• **Provided information**
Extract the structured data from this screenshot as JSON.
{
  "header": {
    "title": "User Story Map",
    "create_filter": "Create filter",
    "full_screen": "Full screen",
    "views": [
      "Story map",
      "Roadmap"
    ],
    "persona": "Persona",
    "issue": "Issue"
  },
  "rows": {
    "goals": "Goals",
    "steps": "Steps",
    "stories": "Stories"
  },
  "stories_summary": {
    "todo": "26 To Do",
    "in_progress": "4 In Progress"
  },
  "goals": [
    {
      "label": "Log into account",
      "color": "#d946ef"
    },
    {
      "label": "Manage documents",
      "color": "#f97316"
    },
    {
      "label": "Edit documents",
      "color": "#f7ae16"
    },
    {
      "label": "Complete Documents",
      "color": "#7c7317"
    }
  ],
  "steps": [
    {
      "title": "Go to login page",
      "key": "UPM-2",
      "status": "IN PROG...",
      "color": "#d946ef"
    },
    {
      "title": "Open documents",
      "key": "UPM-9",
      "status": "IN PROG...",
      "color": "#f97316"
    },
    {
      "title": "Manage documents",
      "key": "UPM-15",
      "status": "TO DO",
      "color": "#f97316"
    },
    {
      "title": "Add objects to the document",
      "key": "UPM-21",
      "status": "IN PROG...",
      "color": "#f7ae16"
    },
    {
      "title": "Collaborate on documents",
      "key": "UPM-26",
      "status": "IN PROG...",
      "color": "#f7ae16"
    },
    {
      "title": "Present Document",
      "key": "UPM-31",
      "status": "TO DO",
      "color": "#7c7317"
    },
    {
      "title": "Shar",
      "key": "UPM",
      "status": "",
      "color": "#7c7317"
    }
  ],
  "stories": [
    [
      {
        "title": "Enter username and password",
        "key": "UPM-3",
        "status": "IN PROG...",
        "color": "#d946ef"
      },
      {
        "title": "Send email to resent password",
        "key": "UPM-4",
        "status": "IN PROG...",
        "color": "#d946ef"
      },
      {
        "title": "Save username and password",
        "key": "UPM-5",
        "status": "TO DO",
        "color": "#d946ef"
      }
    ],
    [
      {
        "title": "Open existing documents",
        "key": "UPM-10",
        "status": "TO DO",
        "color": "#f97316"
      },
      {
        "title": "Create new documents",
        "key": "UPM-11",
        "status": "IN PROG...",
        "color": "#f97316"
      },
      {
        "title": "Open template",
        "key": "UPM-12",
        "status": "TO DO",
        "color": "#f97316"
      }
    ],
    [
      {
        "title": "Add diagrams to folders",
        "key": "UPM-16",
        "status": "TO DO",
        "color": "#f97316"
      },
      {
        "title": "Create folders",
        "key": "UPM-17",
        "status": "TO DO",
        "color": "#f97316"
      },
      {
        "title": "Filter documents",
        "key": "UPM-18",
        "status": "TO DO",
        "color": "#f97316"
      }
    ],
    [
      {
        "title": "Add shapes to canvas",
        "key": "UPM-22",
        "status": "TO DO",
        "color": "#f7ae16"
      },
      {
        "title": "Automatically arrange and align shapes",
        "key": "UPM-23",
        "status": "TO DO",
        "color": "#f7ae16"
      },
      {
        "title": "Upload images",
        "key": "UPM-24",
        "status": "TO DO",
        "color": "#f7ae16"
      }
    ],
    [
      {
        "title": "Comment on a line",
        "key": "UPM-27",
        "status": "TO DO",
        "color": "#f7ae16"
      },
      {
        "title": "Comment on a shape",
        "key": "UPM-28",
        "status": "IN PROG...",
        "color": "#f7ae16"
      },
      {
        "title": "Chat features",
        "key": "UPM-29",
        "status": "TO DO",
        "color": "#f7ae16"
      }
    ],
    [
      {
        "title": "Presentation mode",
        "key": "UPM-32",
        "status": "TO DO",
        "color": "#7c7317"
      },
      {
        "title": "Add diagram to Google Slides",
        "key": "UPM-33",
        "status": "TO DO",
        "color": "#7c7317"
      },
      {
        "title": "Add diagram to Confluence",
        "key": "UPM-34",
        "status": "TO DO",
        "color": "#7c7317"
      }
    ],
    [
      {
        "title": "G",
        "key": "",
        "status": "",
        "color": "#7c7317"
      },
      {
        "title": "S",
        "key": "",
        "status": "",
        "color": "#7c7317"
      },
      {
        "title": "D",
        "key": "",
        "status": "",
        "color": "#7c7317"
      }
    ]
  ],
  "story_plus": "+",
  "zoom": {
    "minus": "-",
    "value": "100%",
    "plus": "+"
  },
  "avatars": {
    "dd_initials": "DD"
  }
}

• **Aim of the exercise**
Return every line holding the word "shapes" from the records.

• **Response**
        "title": "Add shapes to canvas",
        "title": "Automatically arrange and align shapes",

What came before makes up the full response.